• Requirements:
Find the line containing "Serialize everything readable". Quote it and every line after it, exactly, through the end; skip pictures.

• Supplied records:
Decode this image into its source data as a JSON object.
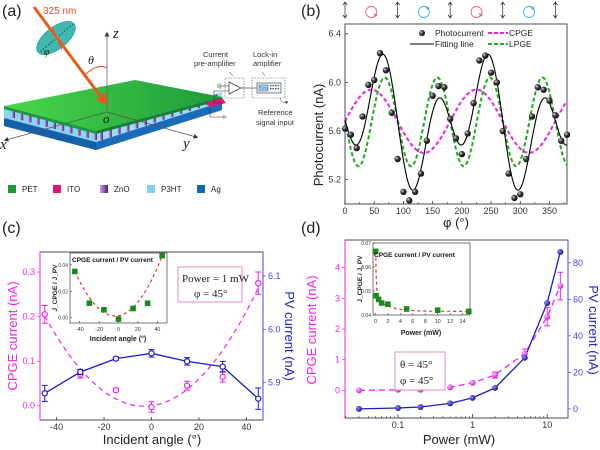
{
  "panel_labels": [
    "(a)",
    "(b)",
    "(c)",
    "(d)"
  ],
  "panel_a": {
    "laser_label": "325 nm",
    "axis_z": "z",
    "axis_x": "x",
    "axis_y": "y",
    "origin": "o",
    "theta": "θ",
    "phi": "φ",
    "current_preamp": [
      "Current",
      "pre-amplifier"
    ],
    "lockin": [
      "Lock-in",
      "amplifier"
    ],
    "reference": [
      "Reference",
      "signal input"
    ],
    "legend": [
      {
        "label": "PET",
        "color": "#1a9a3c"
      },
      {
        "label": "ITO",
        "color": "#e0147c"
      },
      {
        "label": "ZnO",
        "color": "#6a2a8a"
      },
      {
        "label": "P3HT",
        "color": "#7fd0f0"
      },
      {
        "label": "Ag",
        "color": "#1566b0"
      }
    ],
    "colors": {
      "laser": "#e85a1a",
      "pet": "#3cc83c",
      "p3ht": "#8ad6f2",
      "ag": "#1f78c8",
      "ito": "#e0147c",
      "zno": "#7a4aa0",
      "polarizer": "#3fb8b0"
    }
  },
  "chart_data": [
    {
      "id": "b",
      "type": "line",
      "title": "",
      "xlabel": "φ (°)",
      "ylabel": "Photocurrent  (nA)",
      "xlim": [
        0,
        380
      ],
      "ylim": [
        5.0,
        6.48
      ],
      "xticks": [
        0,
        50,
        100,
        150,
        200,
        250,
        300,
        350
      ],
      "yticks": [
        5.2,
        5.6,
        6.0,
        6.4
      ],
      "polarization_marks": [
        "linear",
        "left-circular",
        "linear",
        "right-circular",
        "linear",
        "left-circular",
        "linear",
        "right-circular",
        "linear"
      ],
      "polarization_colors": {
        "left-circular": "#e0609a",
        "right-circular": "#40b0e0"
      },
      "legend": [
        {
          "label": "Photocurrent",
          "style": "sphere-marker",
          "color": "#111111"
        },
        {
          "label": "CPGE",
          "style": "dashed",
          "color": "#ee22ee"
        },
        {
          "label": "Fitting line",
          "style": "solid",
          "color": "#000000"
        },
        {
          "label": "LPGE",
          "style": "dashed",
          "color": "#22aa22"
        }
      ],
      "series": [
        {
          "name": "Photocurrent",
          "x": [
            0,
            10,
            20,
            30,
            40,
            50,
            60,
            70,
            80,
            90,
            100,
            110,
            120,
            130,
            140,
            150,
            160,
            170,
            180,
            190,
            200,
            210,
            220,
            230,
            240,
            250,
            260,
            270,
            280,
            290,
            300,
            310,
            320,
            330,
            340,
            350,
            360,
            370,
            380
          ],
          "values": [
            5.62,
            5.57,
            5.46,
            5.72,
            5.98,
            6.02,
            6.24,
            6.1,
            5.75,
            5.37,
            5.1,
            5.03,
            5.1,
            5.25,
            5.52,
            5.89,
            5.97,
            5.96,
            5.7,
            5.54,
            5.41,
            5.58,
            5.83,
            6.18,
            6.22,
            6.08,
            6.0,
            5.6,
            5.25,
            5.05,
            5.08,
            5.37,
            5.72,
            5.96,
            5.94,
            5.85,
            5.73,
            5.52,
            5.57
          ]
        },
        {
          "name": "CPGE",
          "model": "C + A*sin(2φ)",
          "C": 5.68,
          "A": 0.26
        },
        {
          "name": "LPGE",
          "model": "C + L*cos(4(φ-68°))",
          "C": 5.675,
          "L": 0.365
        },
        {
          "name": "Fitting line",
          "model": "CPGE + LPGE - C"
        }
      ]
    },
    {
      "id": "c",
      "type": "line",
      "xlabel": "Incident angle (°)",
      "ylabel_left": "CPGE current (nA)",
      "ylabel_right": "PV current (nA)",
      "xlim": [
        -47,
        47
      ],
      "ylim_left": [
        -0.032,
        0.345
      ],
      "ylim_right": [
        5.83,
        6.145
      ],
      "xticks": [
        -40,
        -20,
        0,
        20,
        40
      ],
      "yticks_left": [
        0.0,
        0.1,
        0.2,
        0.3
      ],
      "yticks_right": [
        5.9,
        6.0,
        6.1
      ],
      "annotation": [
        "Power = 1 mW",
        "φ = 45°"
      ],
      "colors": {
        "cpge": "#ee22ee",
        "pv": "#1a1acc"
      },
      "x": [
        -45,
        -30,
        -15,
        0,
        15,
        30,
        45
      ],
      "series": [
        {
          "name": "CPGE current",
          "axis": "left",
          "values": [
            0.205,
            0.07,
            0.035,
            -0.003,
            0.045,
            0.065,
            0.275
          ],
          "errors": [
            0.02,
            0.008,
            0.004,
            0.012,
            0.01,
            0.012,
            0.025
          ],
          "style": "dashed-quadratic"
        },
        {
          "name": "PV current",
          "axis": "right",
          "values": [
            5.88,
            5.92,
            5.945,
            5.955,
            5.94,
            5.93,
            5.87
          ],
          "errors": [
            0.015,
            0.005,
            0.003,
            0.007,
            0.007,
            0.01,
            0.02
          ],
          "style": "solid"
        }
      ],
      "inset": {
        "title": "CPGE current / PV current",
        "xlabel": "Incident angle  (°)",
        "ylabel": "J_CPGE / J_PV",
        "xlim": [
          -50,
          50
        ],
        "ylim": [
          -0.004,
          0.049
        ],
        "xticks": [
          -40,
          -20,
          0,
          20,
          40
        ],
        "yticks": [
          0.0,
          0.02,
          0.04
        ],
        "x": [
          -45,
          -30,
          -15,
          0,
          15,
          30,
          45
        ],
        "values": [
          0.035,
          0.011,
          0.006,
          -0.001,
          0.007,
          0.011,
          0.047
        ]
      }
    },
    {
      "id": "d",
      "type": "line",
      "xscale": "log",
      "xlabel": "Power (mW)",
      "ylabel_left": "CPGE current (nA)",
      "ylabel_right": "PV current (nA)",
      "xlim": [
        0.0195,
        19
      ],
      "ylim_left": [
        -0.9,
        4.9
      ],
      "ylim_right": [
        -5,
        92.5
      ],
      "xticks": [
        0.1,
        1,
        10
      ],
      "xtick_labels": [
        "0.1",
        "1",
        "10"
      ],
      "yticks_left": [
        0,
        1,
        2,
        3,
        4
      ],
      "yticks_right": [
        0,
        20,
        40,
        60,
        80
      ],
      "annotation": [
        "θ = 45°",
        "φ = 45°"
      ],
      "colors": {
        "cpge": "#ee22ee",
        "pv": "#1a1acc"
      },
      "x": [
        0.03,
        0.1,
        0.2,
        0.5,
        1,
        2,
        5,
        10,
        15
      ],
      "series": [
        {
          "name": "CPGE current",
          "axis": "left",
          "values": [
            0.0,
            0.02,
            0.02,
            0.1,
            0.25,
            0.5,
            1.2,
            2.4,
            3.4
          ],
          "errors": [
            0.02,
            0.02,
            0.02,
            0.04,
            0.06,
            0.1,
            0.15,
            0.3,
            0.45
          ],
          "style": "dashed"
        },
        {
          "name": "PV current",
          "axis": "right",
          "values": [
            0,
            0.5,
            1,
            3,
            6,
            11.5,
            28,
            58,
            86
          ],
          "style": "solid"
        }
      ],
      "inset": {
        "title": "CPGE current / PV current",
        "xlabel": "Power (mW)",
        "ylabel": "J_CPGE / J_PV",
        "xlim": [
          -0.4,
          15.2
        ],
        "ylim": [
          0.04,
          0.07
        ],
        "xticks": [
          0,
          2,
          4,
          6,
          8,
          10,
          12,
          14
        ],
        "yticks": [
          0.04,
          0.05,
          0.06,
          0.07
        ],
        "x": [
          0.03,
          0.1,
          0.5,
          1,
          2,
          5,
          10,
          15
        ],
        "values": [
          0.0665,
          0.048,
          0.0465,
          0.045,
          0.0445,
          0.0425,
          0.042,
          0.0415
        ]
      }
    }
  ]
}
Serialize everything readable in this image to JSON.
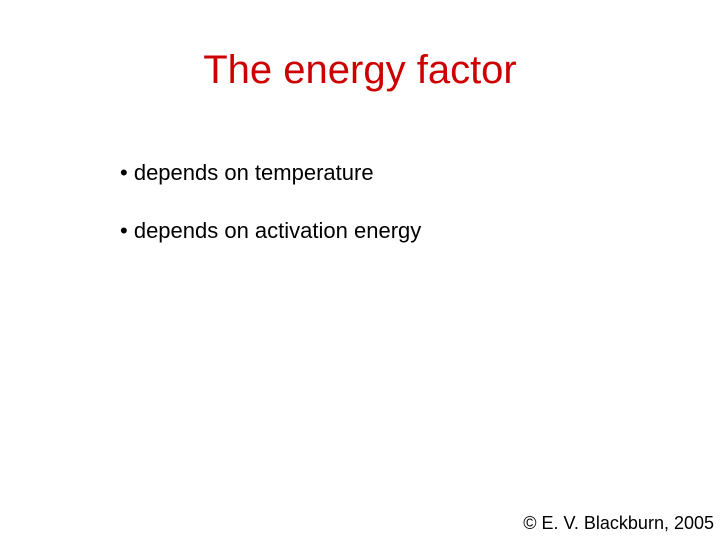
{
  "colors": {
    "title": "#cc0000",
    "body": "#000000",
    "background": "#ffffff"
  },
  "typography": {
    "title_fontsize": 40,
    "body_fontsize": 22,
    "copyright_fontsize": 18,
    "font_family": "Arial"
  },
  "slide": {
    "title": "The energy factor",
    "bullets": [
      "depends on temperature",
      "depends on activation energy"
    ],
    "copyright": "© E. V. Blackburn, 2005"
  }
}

• Full solution:
Serialize everything readable in this image to JSON.
{
  "colors": {
    "title": "#cc0000",
    "body": "#000000",
    "background": "#ffffff"
  },
  "typography": {
    "title_fontsize": 40,
    "body_fontsize": 22,
    "copyright_fontsize": 18,
    "font_family": "Arial"
  },
  "slide": {
    "title": "The energy factor",
    "bullets": [
      "depends on temperature",
      "depends on activation energy"
    ],
    "copyright": "© E. V. Blackburn, 2005"
  }
}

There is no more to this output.